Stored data

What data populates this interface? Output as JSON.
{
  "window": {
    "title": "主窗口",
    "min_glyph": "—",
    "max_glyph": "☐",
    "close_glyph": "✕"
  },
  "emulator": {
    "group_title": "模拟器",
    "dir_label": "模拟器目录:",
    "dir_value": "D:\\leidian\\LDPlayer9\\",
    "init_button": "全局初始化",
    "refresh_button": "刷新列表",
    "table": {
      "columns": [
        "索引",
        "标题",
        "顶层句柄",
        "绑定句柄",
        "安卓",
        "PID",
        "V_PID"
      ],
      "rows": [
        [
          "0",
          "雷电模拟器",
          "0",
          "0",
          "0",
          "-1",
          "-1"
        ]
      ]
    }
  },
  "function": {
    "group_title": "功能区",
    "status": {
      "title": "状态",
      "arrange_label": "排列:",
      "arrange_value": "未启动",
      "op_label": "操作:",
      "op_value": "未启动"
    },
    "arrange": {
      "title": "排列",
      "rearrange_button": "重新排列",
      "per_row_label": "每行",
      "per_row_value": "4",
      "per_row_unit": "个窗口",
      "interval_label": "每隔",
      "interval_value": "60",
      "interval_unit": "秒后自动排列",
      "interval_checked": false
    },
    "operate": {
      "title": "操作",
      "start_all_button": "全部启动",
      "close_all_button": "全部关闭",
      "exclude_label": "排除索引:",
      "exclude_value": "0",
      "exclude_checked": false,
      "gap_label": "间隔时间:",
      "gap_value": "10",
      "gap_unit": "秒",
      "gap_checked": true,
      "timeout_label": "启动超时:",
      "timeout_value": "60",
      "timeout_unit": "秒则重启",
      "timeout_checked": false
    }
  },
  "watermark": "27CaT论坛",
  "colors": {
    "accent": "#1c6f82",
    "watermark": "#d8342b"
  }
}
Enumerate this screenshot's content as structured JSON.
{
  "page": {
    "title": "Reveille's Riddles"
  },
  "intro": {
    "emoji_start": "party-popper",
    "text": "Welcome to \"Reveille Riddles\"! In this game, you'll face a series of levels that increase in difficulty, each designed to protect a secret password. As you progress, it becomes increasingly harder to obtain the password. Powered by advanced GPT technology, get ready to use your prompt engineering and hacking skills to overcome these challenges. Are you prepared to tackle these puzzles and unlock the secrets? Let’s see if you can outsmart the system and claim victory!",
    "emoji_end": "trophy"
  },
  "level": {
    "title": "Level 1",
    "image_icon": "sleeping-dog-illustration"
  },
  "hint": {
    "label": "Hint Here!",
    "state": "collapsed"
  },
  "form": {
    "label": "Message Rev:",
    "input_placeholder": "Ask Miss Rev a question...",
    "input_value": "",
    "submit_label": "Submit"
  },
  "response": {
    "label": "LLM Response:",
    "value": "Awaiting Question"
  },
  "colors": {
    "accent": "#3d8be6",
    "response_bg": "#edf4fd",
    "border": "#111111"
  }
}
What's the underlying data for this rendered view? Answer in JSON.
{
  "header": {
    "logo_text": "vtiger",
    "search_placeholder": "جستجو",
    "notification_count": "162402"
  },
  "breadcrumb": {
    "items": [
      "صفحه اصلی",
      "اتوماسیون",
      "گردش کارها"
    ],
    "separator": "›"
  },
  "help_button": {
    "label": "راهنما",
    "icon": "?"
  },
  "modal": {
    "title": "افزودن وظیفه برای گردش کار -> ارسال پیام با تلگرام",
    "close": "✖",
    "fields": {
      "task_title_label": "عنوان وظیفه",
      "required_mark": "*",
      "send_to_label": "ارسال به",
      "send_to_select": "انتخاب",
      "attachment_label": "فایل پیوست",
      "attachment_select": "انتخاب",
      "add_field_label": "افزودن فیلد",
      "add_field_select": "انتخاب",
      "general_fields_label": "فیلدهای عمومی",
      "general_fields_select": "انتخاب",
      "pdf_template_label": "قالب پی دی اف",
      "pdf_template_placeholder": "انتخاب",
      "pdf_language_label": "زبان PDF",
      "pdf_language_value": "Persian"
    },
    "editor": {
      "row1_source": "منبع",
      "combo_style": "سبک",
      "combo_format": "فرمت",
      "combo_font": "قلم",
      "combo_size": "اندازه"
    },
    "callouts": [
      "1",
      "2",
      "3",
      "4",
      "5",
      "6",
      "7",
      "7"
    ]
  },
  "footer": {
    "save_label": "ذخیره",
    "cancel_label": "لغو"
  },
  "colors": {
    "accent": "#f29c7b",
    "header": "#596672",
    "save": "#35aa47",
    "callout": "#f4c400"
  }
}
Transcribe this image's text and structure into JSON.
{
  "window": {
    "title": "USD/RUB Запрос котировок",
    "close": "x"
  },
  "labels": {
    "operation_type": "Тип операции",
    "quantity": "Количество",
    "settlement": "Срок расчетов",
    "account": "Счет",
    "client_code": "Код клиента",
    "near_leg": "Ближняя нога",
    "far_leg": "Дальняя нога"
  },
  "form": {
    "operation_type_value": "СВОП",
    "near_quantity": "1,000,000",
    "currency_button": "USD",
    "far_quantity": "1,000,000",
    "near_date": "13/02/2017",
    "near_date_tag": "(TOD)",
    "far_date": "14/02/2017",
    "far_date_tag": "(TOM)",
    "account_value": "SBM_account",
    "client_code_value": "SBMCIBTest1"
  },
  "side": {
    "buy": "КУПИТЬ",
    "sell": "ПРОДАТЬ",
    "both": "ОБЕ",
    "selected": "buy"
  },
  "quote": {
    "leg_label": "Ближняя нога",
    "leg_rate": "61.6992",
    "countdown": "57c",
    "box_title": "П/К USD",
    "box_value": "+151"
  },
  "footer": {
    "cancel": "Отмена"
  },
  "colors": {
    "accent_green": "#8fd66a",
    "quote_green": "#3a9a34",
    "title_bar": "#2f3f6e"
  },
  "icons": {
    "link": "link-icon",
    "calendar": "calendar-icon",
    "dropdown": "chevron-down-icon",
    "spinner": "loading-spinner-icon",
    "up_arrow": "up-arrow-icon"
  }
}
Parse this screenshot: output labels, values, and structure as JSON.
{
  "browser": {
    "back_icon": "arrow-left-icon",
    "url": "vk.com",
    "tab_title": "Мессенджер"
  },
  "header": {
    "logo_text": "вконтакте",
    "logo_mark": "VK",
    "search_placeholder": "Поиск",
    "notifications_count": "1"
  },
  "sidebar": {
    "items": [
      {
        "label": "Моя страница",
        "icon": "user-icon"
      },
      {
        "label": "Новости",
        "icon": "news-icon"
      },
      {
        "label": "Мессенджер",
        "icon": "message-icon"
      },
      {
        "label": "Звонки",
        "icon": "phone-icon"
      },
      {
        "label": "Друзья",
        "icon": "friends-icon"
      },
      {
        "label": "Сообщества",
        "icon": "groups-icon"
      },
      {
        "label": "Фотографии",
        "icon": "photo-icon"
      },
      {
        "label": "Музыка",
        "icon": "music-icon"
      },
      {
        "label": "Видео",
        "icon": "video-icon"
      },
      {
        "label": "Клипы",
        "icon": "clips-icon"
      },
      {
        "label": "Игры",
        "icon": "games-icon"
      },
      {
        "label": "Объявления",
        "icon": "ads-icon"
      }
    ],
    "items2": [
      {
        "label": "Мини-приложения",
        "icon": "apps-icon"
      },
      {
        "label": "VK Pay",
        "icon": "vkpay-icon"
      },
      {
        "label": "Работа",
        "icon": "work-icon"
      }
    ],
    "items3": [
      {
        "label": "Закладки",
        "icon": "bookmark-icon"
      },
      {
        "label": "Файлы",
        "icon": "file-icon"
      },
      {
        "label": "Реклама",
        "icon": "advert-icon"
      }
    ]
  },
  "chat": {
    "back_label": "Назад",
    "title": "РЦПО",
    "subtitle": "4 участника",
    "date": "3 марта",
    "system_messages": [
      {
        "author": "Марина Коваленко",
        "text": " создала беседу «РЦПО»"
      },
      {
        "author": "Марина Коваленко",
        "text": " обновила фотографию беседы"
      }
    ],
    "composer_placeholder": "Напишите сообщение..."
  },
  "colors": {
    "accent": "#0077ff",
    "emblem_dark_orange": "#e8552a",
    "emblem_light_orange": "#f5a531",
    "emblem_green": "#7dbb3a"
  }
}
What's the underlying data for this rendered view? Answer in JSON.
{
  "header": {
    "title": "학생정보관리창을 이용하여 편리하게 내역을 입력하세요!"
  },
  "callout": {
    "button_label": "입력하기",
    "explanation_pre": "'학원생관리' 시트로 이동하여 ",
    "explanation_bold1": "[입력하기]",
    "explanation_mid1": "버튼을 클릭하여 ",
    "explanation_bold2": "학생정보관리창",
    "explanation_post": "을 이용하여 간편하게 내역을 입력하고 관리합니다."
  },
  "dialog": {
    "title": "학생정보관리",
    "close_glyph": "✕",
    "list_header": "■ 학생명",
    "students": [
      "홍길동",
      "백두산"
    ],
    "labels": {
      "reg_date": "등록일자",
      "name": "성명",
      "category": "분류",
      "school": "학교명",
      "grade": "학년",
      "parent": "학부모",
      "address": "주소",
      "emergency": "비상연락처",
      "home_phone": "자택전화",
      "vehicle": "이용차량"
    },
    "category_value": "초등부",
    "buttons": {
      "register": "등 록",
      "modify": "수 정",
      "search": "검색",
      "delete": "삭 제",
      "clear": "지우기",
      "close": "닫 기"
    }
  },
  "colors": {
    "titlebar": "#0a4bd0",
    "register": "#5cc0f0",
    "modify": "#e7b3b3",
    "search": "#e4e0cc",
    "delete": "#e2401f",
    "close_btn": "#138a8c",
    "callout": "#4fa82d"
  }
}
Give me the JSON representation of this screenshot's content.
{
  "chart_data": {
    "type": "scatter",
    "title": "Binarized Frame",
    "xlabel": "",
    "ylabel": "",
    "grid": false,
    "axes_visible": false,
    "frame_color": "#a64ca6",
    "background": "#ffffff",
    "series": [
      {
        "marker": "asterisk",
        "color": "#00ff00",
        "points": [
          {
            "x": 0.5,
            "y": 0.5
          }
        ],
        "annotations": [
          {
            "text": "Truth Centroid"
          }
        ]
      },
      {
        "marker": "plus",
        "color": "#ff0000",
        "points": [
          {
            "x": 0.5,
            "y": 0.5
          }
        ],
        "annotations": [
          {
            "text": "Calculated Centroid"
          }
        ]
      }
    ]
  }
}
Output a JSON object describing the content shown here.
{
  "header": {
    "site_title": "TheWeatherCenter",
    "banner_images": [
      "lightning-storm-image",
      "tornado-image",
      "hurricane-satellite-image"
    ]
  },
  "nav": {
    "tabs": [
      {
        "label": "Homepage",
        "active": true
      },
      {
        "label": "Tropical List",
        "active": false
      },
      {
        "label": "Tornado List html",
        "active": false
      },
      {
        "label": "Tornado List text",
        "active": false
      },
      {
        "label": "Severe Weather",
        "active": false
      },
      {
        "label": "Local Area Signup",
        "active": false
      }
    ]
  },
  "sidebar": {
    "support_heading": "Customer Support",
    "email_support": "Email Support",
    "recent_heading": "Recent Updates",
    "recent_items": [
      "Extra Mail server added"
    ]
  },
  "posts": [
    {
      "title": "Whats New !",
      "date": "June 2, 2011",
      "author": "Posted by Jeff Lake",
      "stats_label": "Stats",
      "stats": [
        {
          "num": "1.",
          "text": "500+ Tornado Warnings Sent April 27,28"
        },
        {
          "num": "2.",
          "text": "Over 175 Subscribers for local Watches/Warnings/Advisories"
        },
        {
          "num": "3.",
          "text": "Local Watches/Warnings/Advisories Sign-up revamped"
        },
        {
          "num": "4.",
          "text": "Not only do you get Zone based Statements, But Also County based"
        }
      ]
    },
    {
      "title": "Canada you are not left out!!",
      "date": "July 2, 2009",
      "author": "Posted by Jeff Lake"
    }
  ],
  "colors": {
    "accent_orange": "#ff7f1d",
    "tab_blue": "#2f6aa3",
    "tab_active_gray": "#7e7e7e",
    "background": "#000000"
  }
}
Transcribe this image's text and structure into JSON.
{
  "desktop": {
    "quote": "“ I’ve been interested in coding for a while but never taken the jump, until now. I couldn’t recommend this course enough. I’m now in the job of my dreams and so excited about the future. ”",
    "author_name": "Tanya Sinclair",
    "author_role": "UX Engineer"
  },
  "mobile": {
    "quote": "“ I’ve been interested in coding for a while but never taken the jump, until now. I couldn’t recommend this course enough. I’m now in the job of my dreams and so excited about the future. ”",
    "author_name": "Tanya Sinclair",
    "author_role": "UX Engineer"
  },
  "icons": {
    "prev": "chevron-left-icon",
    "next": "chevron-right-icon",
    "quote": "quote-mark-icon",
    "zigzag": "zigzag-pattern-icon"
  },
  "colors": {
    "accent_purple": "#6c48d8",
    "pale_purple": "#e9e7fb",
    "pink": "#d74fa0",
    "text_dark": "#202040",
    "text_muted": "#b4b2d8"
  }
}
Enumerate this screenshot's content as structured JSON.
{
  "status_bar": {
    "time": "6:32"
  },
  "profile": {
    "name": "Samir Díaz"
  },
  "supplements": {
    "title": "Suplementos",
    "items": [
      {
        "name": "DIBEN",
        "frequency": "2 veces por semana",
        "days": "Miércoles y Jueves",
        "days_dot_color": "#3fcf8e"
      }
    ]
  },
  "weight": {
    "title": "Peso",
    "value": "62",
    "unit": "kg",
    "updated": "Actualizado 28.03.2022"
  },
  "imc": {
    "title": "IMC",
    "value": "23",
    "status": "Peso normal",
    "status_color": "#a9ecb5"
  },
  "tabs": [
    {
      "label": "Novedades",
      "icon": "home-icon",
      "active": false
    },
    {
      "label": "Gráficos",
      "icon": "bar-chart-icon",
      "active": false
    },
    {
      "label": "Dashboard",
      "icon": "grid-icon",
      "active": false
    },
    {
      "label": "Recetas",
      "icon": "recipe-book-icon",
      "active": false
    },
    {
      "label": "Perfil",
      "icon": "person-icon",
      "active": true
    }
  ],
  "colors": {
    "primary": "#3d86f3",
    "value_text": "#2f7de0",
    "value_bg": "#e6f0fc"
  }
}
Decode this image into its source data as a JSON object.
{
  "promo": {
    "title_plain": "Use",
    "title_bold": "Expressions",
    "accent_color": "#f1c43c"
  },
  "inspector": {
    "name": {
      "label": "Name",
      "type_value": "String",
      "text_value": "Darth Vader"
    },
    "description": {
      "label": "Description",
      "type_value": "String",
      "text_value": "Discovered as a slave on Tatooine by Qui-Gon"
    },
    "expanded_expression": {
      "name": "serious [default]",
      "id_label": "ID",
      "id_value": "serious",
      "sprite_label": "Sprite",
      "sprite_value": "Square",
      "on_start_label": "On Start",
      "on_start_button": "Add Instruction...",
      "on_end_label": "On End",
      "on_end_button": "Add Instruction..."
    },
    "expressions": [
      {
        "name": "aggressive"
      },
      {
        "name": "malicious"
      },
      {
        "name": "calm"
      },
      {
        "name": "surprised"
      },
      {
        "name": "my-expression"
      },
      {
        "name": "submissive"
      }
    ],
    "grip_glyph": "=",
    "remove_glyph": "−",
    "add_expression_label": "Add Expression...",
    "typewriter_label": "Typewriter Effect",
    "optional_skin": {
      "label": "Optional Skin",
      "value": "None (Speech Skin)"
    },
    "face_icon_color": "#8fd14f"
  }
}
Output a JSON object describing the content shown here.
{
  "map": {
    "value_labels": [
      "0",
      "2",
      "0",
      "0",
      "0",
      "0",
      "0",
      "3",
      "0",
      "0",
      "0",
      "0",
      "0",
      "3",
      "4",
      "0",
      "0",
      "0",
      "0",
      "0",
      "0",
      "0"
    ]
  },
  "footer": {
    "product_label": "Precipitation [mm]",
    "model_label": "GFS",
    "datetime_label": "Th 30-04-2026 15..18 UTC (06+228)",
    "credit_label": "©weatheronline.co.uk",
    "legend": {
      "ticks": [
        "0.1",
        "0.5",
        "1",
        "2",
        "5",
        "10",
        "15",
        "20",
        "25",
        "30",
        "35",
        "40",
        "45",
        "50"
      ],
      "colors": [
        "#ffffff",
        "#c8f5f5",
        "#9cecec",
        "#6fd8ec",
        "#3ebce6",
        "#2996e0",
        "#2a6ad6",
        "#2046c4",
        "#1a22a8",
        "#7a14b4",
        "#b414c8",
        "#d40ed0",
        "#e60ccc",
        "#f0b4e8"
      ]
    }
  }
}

§ Work required
Copy all lines above containing the string "РЦПО".

§ Exercise response
    "title": "РЦПО",
        "text": " создала беседу «РЦПО»"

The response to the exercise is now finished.